# Provided entries
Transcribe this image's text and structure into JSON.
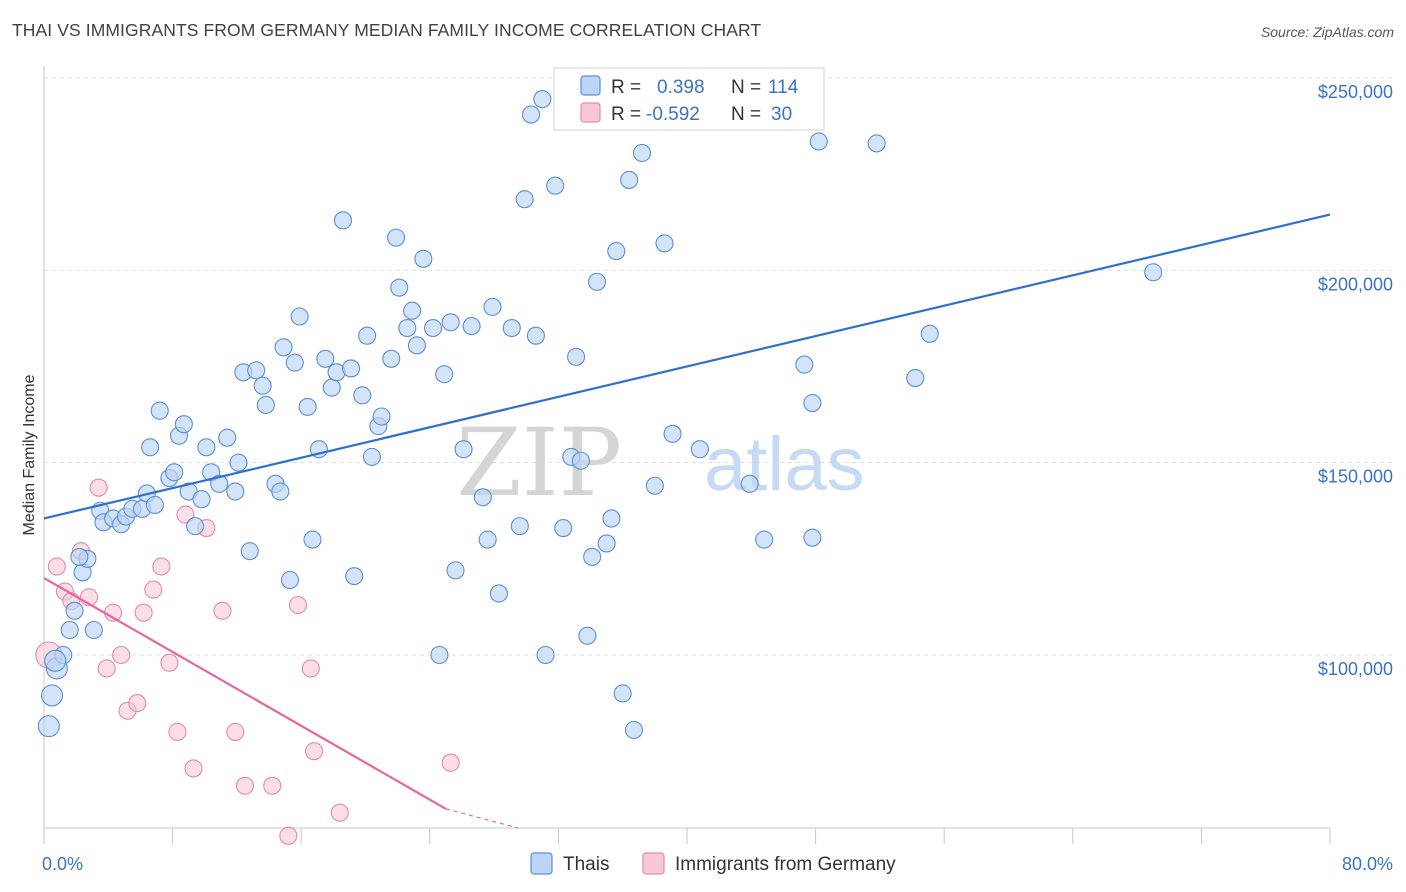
{
  "title": "THAI VS IMMIGRANTS FROM GERMANY MEDIAN FAMILY INCOME CORRELATION CHART",
  "source": "Source: ZipAtlas.com",
  "watermark": {
    "zip": "ZIP",
    "atlas": "atlas"
  },
  "colors": {
    "blue": "#3b73c4",
    "blue_line": "#2f6fd1",
    "blue_fill": "#bcd4f5",
    "pink": "#e8679a",
    "pink_fill": "#f8c8d8",
    "grid": "#dcdcdc"
  },
  "chart_data": {
    "type": "scatter",
    "title": "THAI VS IMMIGRANTS FROM GERMANY MEDIAN FAMILY INCOME CORRELATION CHART",
    "xlabel": "",
    "ylabel": "Median Family Income",
    "xlim": [
      0,
      80
    ],
    "ylim": [
      50000,
      255000
    ],
    "x_tick_labels": {
      "min": "0.0%",
      "max": "80.0%"
    },
    "y_ticks": [
      {
        "value": 100000,
        "label": "$100,000"
      },
      {
        "value": 150000,
        "label": "$150,000"
      },
      {
        "value": 200000,
        "label": "$200,000"
      },
      {
        "value": 250000,
        "label": "$250,000"
      }
    ],
    "legend": {
      "series": [
        {
          "r_label": "R =",
          "r": "0.398",
          "n_label": "N =",
          "n": "114"
        },
        {
          "r_label": "R =",
          "r": "-0.592",
          "n_label": "N =",
          "n": "30"
        }
      ]
    },
    "series": [
      {
        "name": "Thais",
        "trend": {
          "x": [
            0,
            80
          ],
          "y": [
            135500,
            214500
          ],
          "dashed_to": null
        },
        "points": [
          [
            0.3,
            81500
          ],
          [
            0.5,
            89500
          ],
          [
            0.8,
            96500
          ],
          [
            1.2,
            100000
          ],
          [
            1.6,
            106500
          ],
          [
            1.9,
            111500
          ],
          [
            2.4,
            121500
          ],
          [
            2.7,
            125000
          ],
          [
            3.1,
            106500
          ],
          [
            3.5,
            137500
          ],
          [
            3.7,
            134500
          ],
          [
            4.3,
            135500
          ],
          [
            4.8,
            134000
          ],
          [
            5.1,
            136000
          ],
          [
            5.5,
            138000
          ],
          [
            6.1,
            138000
          ],
          [
            6.4,
            142000
          ],
          [
            6.6,
            154000
          ],
          [
            6.9,
            139000
          ],
          [
            7.2,
            163500
          ],
          [
            7.8,
            146000
          ],
          [
            8.1,
            147500
          ],
          [
            8.4,
            157000
          ],
          [
            8.7,
            160000
          ],
          [
            9.0,
            142500
          ],
          [
            9.4,
            133500
          ],
          [
            9.8,
            140500
          ],
          [
            10.1,
            154000
          ],
          [
            10.4,
            147500
          ],
          [
            10.9,
            144500
          ],
          [
            11.4,
            156500
          ],
          [
            11.9,
            142500
          ],
          [
            12.1,
            150000
          ],
          [
            12.4,
            173500
          ],
          [
            12.8,
            127000
          ],
          [
            13.2,
            174000
          ],
          [
            13.6,
            170000
          ],
          [
            13.8,
            165000
          ],
          [
            14.4,
            144500
          ],
          [
            14.7,
            142500
          ],
          [
            14.9,
            180000
          ],
          [
            15.3,
            119500
          ],
          [
            15.6,
            176000
          ],
          [
            15.9,
            188000
          ],
          [
            16.4,
            164500
          ],
          [
            16.7,
            130000
          ],
          [
            17.1,
            153500
          ],
          [
            17.5,
            177000
          ],
          [
            17.9,
            169500
          ],
          [
            18.2,
            173500
          ],
          [
            18.6,
            213000
          ],
          [
            19.1,
            174500
          ],
          [
            19.3,
            120500
          ],
          [
            19.8,
            167500
          ],
          [
            20.1,
            183000
          ],
          [
            20.4,
            151500
          ],
          [
            20.8,
            159500
          ],
          [
            21.0,
            162000
          ],
          [
            21.6,
            177000
          ],
          [
            21.9,
            208500
          ],
          [
            22.1,
            195500
          ],
          [
            22.6,
            185000
          ],
          [
            22.9,
            189500
          ],
          [
            23.2,
            180500
          ],
          [
            23.6,
            203000
          ],
          [
            24.2,
            185000
          ],
          [
            24.6,
            100000
          ],
          [
            24.9,
            173000
          ],
          [
            25.3,
            186500
          ],
          [
            25.6,
            122000
          ],
          [
            26.1,
            153500
          ],
          [
            26.6,
            185500
          ],
          [
            27.3,
            141000
          ],
          [
            27.6,
            130000
          ],
          [
            27.9,
            190500
          ],
          [
            28.3,
            116000
          ],
          [
            29.1,
            185000
          ],
          [
            29.6,
            133500
          ],
          [
            29.9,
            218500
          ],
          [
            30.3,
            240500
          ],
          [
            30.6,
            183000
          ],
          [
            31.0,
            244500
          ],
          [
            31.2,
            100000
          ],
          [
            31.8,
            222000
          ],
          [
            32.3,
            133000
          ],
          [
            32.8,
            151500
          ],
          [
            33.1,
            177500
          ],
          [
            33.4,
            150500
          ],
          [
            33.8,
            105000
          ],
          [
            34.1,
            125500
          ],
          [
            34.4,
            197000
          ],
          [
            35.0,
            129000
          ],
          [
            35.3,
            135500
          ],
          [
            35.6,
            205000
          ],
          [
            36.0,
            90000
          ],
          [
            36.4,
            223500
          ],
          [
            36.7,
            80500
          ],
          [
            37.2,
            230500
          ],
          [
            38.0,
            144000
          ],
          [
            38.6,
            207000
          ],
          [
            39.1,
            157500
          ],
          [
            40.8,
            153500
          ],
          [
            43.9,
            144500
          ],
          [
            44.8,
            130000
          ],
          [
            47.3,
            175500
          ],
          [
            47.8,
            165500
          ],
          [
            47.8,
            130500
          ],
          [
            48.2,
            233500
          ],
          [
            51.8,
            233000
          ],
          [
            54.2,
            172000
          ],
          [
            55.1,
            183500
          ],
          [
            69.0,
            199500
          ],
          [
            0.7,
            98500
          ],
          [
            2.2,
            125500
          ]
        ]
      },
      {
        "name": "Immigrants from Germany",
        "trend": {
          "x": [
            0,
            25,
            29.5
          ],
          "y": [
            120000,
            60000,
            48500
          ],
          "dashed_from": 25
        },
        "points": [
          [
            0.3,
            100000
          ],
          [
            0.8,
            123000
          ],
          [
            1.3,
            116500
          ],
          [
            1.7,
            114000
          ],
          [
            2.3,
            127000
          ],
          [
            2.8,
            115000
          ],
          [
            3.4,
            143500
          ],
          [
            3.9,
            96500
          ],
          [
            4.3,
            111000
          ],
          [
            4.8,
            100000
          ],
          [
            5.2,
            85500
          ],
          [
            5.8,
            87500
          ],
          [
            6.2,
            111000
          ],
          [
            6.8,
            117000
          ],
          [
            7.3,
            123000
          ],
          [
            7.8,
            98000
          ],
          [
            8.3,
            80000
          ],
          [
            8.8,
            136500
          ],
          [
            9.3,
            70500
          ],
          [
            10.1,
            133000
          ],
          [
            11.1,
            111500
          ],
          [
            11.9,
            80000
          ],
          [
            12.5,
            66000
          ],
          [
            14.2,
            66000
          ],
          [
            15.2,
            53000
          ],
          [
            15.8,
            113000
          ],
          [
            16.6,
            96500
          ],
          [
            16.8,
            75000
          ],
          [
            18.4,
            59000
          ],
          [
            25.3,
            72000
          ]
        ]
      }
    ]
  },
  "bottom_legend": [
    {
      "label": "Thais"
    },
    {
      "label": "Immigrants from Germany"
    }
  ]
}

# What the exercise asks
Determine how many lines of the material include the string "name". Output only that count.

# Output for this exercise
2